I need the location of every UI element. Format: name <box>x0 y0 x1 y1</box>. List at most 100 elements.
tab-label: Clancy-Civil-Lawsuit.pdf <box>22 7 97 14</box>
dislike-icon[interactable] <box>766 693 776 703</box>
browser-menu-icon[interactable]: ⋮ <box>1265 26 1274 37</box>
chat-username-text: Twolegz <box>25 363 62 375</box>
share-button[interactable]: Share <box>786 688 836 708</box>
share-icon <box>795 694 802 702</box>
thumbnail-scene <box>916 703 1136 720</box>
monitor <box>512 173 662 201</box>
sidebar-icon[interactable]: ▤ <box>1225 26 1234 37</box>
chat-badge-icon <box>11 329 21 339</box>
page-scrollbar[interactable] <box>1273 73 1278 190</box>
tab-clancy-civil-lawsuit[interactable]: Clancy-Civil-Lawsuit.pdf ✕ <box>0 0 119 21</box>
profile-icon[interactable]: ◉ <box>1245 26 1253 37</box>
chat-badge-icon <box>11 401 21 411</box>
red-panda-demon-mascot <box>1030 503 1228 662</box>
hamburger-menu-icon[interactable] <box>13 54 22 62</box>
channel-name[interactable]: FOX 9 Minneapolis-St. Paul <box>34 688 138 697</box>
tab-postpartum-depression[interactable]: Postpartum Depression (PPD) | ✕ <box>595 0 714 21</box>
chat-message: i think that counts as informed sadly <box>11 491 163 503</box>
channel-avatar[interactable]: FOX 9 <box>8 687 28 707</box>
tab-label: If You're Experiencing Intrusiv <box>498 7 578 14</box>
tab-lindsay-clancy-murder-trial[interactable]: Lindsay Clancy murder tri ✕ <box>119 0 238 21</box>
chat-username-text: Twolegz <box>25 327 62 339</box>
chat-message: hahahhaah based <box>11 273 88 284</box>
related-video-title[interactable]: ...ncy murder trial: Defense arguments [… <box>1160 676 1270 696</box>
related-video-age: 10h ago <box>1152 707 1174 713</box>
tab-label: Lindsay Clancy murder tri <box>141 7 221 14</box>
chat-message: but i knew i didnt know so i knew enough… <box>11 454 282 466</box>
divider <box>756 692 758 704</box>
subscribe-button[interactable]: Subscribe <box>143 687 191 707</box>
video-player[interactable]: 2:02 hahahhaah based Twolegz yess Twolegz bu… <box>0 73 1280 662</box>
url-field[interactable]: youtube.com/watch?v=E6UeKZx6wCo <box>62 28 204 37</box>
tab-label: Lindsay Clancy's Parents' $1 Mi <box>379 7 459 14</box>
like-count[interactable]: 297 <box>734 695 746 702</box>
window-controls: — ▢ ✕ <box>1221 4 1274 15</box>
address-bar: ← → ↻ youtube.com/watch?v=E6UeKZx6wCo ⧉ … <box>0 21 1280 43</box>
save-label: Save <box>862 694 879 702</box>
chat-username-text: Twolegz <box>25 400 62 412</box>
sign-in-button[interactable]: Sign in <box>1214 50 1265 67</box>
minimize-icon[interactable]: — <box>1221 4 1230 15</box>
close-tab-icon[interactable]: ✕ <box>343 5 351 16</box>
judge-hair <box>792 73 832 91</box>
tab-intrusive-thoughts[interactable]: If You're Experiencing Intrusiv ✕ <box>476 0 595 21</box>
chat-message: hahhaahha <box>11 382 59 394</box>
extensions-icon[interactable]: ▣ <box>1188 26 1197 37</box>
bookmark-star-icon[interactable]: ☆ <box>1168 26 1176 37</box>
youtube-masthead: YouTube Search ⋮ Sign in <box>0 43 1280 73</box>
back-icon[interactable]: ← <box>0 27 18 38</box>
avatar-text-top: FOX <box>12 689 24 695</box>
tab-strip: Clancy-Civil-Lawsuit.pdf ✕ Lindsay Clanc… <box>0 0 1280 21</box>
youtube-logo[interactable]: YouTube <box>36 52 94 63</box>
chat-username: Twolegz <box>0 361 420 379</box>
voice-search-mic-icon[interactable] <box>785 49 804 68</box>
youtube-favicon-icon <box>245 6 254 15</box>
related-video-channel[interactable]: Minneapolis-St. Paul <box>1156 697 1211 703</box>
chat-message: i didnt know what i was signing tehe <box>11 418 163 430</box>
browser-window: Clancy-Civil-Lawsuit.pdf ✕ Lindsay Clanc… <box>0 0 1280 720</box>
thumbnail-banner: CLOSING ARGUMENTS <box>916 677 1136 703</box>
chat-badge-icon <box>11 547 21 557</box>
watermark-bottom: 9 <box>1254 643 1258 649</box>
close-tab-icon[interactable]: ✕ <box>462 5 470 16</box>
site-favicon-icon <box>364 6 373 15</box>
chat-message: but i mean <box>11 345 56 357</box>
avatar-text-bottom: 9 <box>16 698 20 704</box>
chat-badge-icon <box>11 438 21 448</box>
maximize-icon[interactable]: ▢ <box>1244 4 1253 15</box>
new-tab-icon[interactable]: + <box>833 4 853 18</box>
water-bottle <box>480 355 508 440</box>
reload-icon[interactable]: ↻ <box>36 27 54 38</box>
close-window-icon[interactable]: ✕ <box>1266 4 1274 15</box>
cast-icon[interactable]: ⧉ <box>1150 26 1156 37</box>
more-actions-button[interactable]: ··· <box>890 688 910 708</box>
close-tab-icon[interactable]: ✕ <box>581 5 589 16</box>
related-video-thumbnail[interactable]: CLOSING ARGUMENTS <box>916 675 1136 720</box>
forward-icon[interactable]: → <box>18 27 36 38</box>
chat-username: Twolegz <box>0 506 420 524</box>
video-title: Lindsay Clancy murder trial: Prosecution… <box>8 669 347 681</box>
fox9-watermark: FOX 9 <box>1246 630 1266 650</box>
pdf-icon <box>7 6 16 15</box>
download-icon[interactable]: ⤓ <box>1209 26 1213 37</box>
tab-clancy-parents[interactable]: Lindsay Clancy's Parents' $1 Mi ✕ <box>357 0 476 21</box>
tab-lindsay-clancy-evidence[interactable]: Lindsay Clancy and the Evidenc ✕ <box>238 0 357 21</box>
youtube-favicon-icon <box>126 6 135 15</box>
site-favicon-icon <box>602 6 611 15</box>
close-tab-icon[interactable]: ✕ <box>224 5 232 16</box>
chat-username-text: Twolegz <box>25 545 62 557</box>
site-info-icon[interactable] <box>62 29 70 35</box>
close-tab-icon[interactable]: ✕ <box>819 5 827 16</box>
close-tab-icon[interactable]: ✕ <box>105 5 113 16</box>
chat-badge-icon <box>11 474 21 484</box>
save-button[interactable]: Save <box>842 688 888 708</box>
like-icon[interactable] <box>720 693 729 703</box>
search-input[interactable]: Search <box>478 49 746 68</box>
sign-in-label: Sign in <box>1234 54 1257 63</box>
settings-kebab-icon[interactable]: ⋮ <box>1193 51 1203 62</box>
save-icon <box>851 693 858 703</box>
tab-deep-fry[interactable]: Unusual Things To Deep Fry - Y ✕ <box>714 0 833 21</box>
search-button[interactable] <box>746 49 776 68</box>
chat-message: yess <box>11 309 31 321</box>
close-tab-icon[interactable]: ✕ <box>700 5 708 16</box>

------------------------------------

What is asked:
Copy every line of the data above word for word, changing nothing.

Full solution:
I need the location of every UI element. Format: name <box>x0 y0 x1 y1</box>. List at most 100 elements.
tab-label: Clancy-Civil-Lawsuit.pdf <box>22 7 97 14</box>
dislike-icon[interactable] <box>766 693 776 703</box>
browser-menu-icon[interactable]: ⋮ <box>1265 26 1274 37</box>
chat-username-text: Twolegz <box>25 363 62 375</box>
share-button[interactable]: Share <box>786 688 836 708</box>
share-icon <box>795 694 802 702</box>
thumbnail-scene <box>916 703 1136 720</box>
monitor <box>512 173 662 201</box>
sidebar-icon[interactable]: ▤ <box>1225 26 1234 37</box>
chat-badge-icon <box>11 329 21 339</box>
page-scrollbar[interactable] <box>1273 73 1278 190</box>
tab-clancy-civil-lawsuit[interactable]: Clancy-Civil-Lawsuit.pdf ✕ <box>0 0 119 21</box>
profile-icon[interactable]: ◉ <box>1245 26 1253 37</box>
chat-badge-icon <box>11 401 21 411</box>
red-panda-demon-mascot <box>1030 503 1228 662</box>
hamburger-menu-icon[interactable] <box>13 54 22 62</box>
channel-name[interactable]: FOX 9 Minneapolis-St. Paul <box>34 688 138 697</box>
tab-postpartum-depression[interactable]: Postpartum Depression (PPD) | ✕ <box>595 0 714 21</box>
chat-message: i think that counts as informed sadly <box>11 491 163 503</box>
channel-avatar[interactable]: FOX 9 <box>8 687 28 707</box>
tab-label: If You're Experiencing Intrusiv <box>498 7 578 14</box>
tab-lindsay-clancy-murder-trial[interactable]: Lindsay Clancy murder tri ✕ <box>119 0 238 21</box>
chat-username-text: Twolegz <box>25 327 62 339</box>
chat-message: hahahhaah based <box>11 273 88 284</box>
related-video-title[interactable]: ...ncy murder trial: Defense arguments [… <box>1160 676 1270 696</box>
related-video-age: 10h ago <box>1152 707 1174 713</box>
tab-label: Lindsay Clancy murder tri <box>141 7 221 14</box>
chat-message: but i knew i didnt know so i knew enough… <box>11 454 282 466</box>
divider <box>756 692 758 704</box>
subscribe-button[interactable]: Subscribe <box>143 687 191 707</box>
video-player[interactable]: 2:02 hahahhaah based Twolegz yess Twolegz bu… <box>0 73 1280 662</box>
url-field[interactable]: youtube.com/watch?v=E6UeKZx6wCo <box>62 28 204 37</box>
tab-label: Lindsay Clancy's Parents' $1 Mi <box>379 7 459 14</box>
like-count[interactable]: 297 <box>734 695 746 702</box>
window-controls: — ▢ ✕ <box>1221 4 1274 15</box>
address-bar: ← → ↻ youtube.com/watch?v=E6UeKZx6wCo ⧉ … <box>0 21 1280 43</box>
save-label: Save <box>862 694 879 702</box>
chat-username-text: Twolegz <box>25 400 62 412</box>
sign-in-button[interactable]: Sign in <box>1214 50 1265 67</box>
minimize-icon[interactable]: — <box>1221 4 1230 15</box>
close-tab-icon[interactable]: ✕ <box>343 5 351 16</box>
judge-hair <box>792 73 832 91</box>
tab-intrusive-thoughts[interactable]: If You're Experiencing Intrusiv ✕ <box>476 0 595 21</box>
chat-message: hahhaahha <box>11 382 59 394</box>
extensions-icon[interactable]: ▣ <box>1188 26 1197 37</box>
bookmark-star-icon[interactable]: ☆ <box>1168 26 1176 37</box>
youtube-masthead: YouTube Search ⋮ Sign in <box>0 43 1280 73</box>
back-icon[interactable]: ← <box>0 27 18 38</box>
avatar-text-top: FOX <box>12 689 24 695</box>
tab-strip: Clancy-Civil-Lawsuit.pdf ✕ Lindsay Clanc… <box>0 0 1280 21</box>
youtube-logo[interactable]: YouTube <box>36 52 94 63</box>
chat-username: Twolegz <box>0 361 420 379</box>
voice-search-mic-icon[interactable] <box>785 49 804 68</box>
youtube-favicon-icon <box>245 6 254 15</box>
related-video-channel[interactable]: Minneapolis-St. Paul <box>1156 697 1211 703</box>
chat-message: i didnt know what i was signing tehe <box>11 418 163 430</box>
browser-window: Clancy-Civil-Lawsuit.pdf ✕ Lindsay Clanc… <box>0 0 1280 720</box>
thumbnail-banner: CLOSING ARGUMENTS <box>916 677 1136 703</box>
chat-badge-icon <box>11 547 21 557</box>
watermark-bottom: 9 <box>1254 643 1258 649</box>
close-tab-icon[interactable]: ✕ <box>462 5 470 16</box>
site-favicon-icon <box>364 6 373 15</box>
chat-message: but i mean <box>11 345 56 357</box>
avatar-text-bottom: 9 <box>16 698 20 704</box>
chat-badge-icon <box>11 438 21 448</box>
maximize-icon[interactable]: ▢ <box>1244 4 1253 15</box>
new-tab-icon[interactable]: + <box>833 4 853 18</box>
water-bottle <box>480 355 508 440</box>
reload-icon[interactable]: ↻ <box>36 27 54 38</box>
close-window-icon[interactable]: ✕ <box>1266 4 1274 15</box>
cast-icon[interactable]: ⧉ <box>1150 26 1156 37</box>
more-actions-button[interactable]: ··· <box>890 688 910 708</box>
close-tab-icon[interactable]: ✕ <box>581 5 589 16</box>
related-video-thumbnail[interactable]: CLOSING ARGUMENTS <box>916 675 1136 720</box>
forward-icon[interactable]: → <box>18 27 36 38</box>
chat-username: Twolegz <box>0 506 420 524</box>
video-title: Lindsay Clancy murder trial: Prosecution… <box>8 669 347 681</box>
fox9-watermark: FOX 9 <box>1246 630 1266 650</box>
pdf-icon <box>7 6 16 15</box>
download-icon[interactable]: ⤓ <box>1209 26 1213 37</box>
tab-clancy-parents[interactable]: Lindsay Clancy's Parents' $1 Mi ✕ <box>357 0 476 21</box>
tab-lindsay-clancy-evidence[interactable]: Lindsay Clancy and the Evidenc ✕ <box>238 0 357 21</box>
youtube-favicon-icon <box>126 6 135 15</box>
site-favicon-icon <box>602 6 611 15</box>
close-tab-icon[interactable]: ✕ <box>224 5 232 16</box>
chat-username-text: Twolegz <box>25 545 62 557</box>
site-info-icon[interactable] <box>62 29 70 35</box>
close-tab-icon[interactable]: ✕ <box>819 5 827 16</box>
close-tab-icon[interactable]: ✕ <box>105 5 113 16</box>
chat-badge-icon <box>11 474 21 484</box>
save-button[interactable]: Save <box>842 688 888 708</box>
like-icon[interactable] <box>720 693 729 703</box>
search-input[interactable]: Search <box>478 49 746 68</box>
sign-in-label: Sign in <box>1234 54 1257 63</box>
settings-kebab-icon[interactable]: ⋮ <box>1193 51 1203 62</box>
save-icon <box>851 693 858 703</box>
tab-deep-fry[interactable]: Unusual Things To Deep Fry - Y ✕ <box>714 0 833 21</box>
search-button[interactable] <box>746 49 776 68</box>
chat-message: yess <box>11 309 31 321</box>
close-tab-icon[interactable]: ✕ <box>700 5 708 16</box>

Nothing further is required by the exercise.